__Short exercise__
Every record should be copied exactly, except that pictures are to be omitted.

>> START Data rows

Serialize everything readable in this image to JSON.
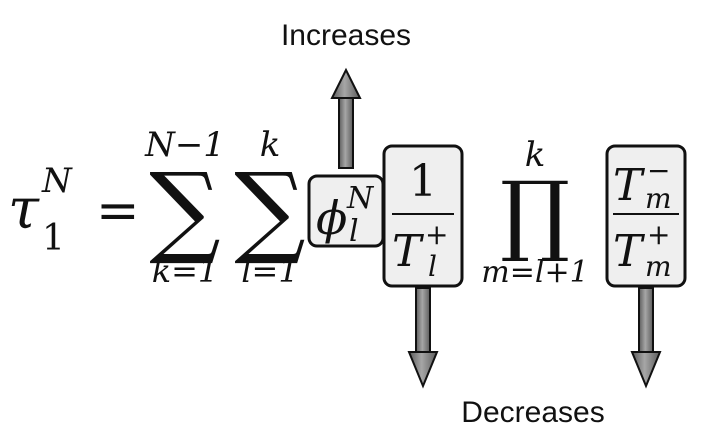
{
  "labels": {
    "increases": "Increases",
    "decreases": "Decreases"
  },
  "formula": {
    "lhs_symbol": "τ",
    "lhs_sub": "1",
    "lhs_sup": "N",
    "equals": "=",
    "sum1": {
      "symbol": "∑",
      "upper": "N−1",
      "lower": "k=1"
    },
    "sum2": {
      "symbol": "∑",
      "upper": "k",
      "lower": "l=1"
    },
    "phi": {
      "symbol": "ϕ",
      "sup": "N",
      "sub": "l"
    },
    "frac1": {
      "numerator": "1",
      "denominator": "T",
      "den_sup": "+",
      "den_sub": "l"
    },
    "prod": {
      "symbol": "∏",
      "upper": "k",
      "lower": "m=l+1"
    },
    "frac2": {
      "numerator": "T",
      "num_sup": "−",
      "num_sub": "m",
      "denominator": "T",
      "den_sup": "+",
      "den_sub": "m"
    }
  },
  "colors": {
    "arrow_light": "#a6a6a6",
    "arrow_dark": "#5c5c5c",
    "box_fill": "#efefef",
    "ink": "#111111"
  }
}
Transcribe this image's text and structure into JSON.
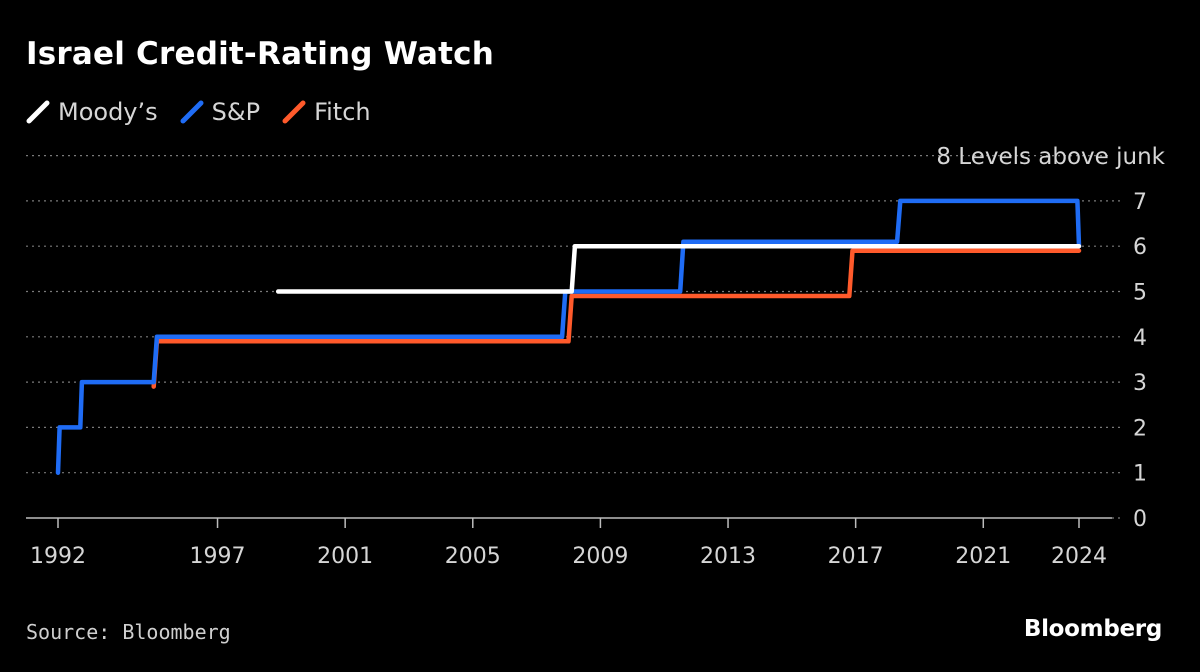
{
  "header": {
    "title": "Israel Credit-Rating Watch"
  },
  "footer": {
    "source": "Source: Bloomberg",
    "brand": "Bloomberg"
  },
  "chart_data": {
    "type": "line",
    "title": "Israel Credit-Rating Watch",
    "xlabel": "",
    "ylabel": "",
    "y_annotation": "8 Levels above junk",
    "xlim": [
      1991.0,
      2025.0
    ],
    "ylim": [
      0,
      8
    ],
    "x_ticks": [
      1992,
      1997,
      2001,
      2005,
      2009,
      2013,
      2017,
      2021,
      2024
    ],
    "y_ticks": [
      0,
      1,
      2,
      3,
      4,
      5,
      6,
      7
    ],
    "grid": true,
    "legend_position": "top-left",
    "series": [
      {
        "name": "Moody’s",
        "color": "#ffffff",
        "points": [
          [
            1998.9,
            5
          ],
          [
            2008.1,
            5
          ],
          [
            2008.2,
            6
          ],
          [
            2024.0,
            6
          ]
        ]
      },
      {
        "name": "S&P",
        "color": "#1f6cf5",
        "points": [
          [
            1992.0,
            1
          ],
          [
            1992.05,
            2
          ],
          [
            1992.7,
            2
          ],
          [
            1992.75,
            3
          ],
          [
            1995.0,
            3
          ],
          [
            1995.1,
            4
          ],
          [
            2007.8,
            4
          ],
          [
            2007.9,
            5
          ],
          [
            2011.5,
            5
          ],
          [
            2011.6,
            6.1
          ],
          [
            2018.3,
            6.1
          ],
          [
            2018.4,
            7
          ],
          [
            2023.95,
            7
          ],
          [
            2024.0,
            6
          ]
        ]
      },
      {
        "name": "Fitch",
        "color": "#ff5a2b",
        "points": [
          [
            1995.0,
            2.9
          ],
          [
            1995.1,
            3.9
          ],
          [
            2008.0,
            3.9
          ],
          [
            2008.1,
            4.9
          ],
          [
            2016.8,
            4.9
          ],
          [
            2016.9,
            5.9
          ],
          [
            2024.0,
            5.9
          ]
        ]
      }
    ]
  }
}
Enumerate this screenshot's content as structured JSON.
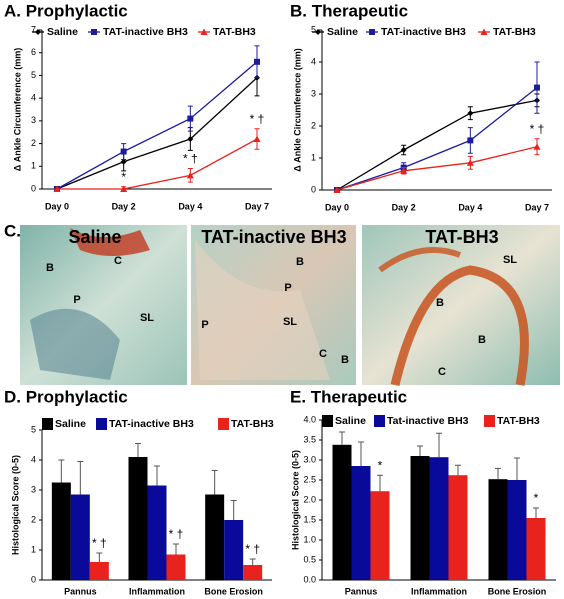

>> END Data rows

__Final result__
Serialize everything readable in this image to JSON.
{
  "labels": {
    "increases": "Increases",
    "decreases": "Decreases"
  },
  "formula": {
    "lhs_symbol": "τ",
    "lhs_sub": "1",
    "lhs_sup": "N",
    "equals": "=",
    "sum1": {
      "symbol": "∑",
      "upper": "N−1",
      "lower": "k=1"
    },
    "sum2": {
      "symbol": "∑",
      "upper": "k",
      "lower": "l=1"
    },
    "phi": {
      "symbol": "ϕ",
      "sup": "N",
      "sub": "l"
    },
    "frac1": {
      "numerator": "1",
      "denominator": "T",
      "den_sup": "+",
      "den_sub": "l"
    },
    "prod": {
      "symbol": "∏",
      "upper": "k",
      "lower": "m=l+1"
    },
    "frac2": {
      "numerator": "T",
      "num_sup": "−",
      "num_sub": "m",
      "denominator": "T",
      "den_sup": "+",
      "den_sub": "m"
    }
  },
  "colors": {
    "arrow_light": "#a6a6a6",
    "arrow_dark": "#5c5c5c",
    "box_fill": "#efefef",
    "ink": "#111111"
  }
}
Transcribe this image's text and structure into JSON.
{
  "header": {
    "title": "Israel Credit-Rating Watch"
  },
  "footer": {
    "source": "Source: Bloomberg",
    "brand": "Bloomberg"
  },
  "chart_data": {
    "type": "line",
    "title": "Israel Credit-Rating Watch",
    "xlabel": "",
    "ylabel": "",
    "y_annotation": "8 Levels above junk",
    "xlim": [
      1991.0,
      2025.0
    ],
    "ylim": [
      0,
      8
    ],
    "x_ticks": [
      1992,
      1997,
      2001,
      2005,
      2009,
      2013,
      2017,
      2021,
      2024
    ],
    "y_ticks": [
      0,
      1,
      2,
      3,
      4,
      5,
      6,
      7
    ],
    "grid": true,
    "legend_position": "top-left",
    "series": [
      {
        "name": "Moody’s",
        "color": "#ffffff",
        "points": [
          [
            1998.9,
            5
          ],
          [
            2008.1,
            5
          ],
          [
            2008.2,
            6
          ],
          [
            2024.0,
            6
          ]
        ]
      },
      {
        "name": "S&P",
        "color": "#1f6cf5",
        "points": [
          [
            1992.0,
            1
          ],
          [
            1992.05,
            2
          ],
          [
            1992.7,
            2
          ],
          [
            1992.75,
            3
          ],
          [
            1995.0,
            3
          ],
          [
            1995.1,
            4
          ],
          [
            2007.8,
            4
          ],
          [
            2007.9,
            5
          ],
          [
            2011.5,
            5
          ],
          [
            2011.6,
            6.1
          ],
          [
            2018.3,
            6.1
          ],
          [
            2018.4,
            7
          ],
          [
            2023.95,
            7
          ],
          [
            2024.0,
            6
          ]
        ]
      },
      {
        "name": "Fitch",
        "color": "#ff5a2b",
        "points": [
          [
            1995.0,
            2.9
          ],
          [
            1995.1,
            3.9
          ],
          [
            2008.0,
            3.9
          ],
          [
            2008.1,
            4.9
          ],
          [
            2016.8,
            4.9
          ],
          [
            2016.9,
            5.9
          ],
          [
            2024.0,
            5.9
          ]
        ]
      }
    ]
  }
}
Enumerate this screenshot's content as structured JSON.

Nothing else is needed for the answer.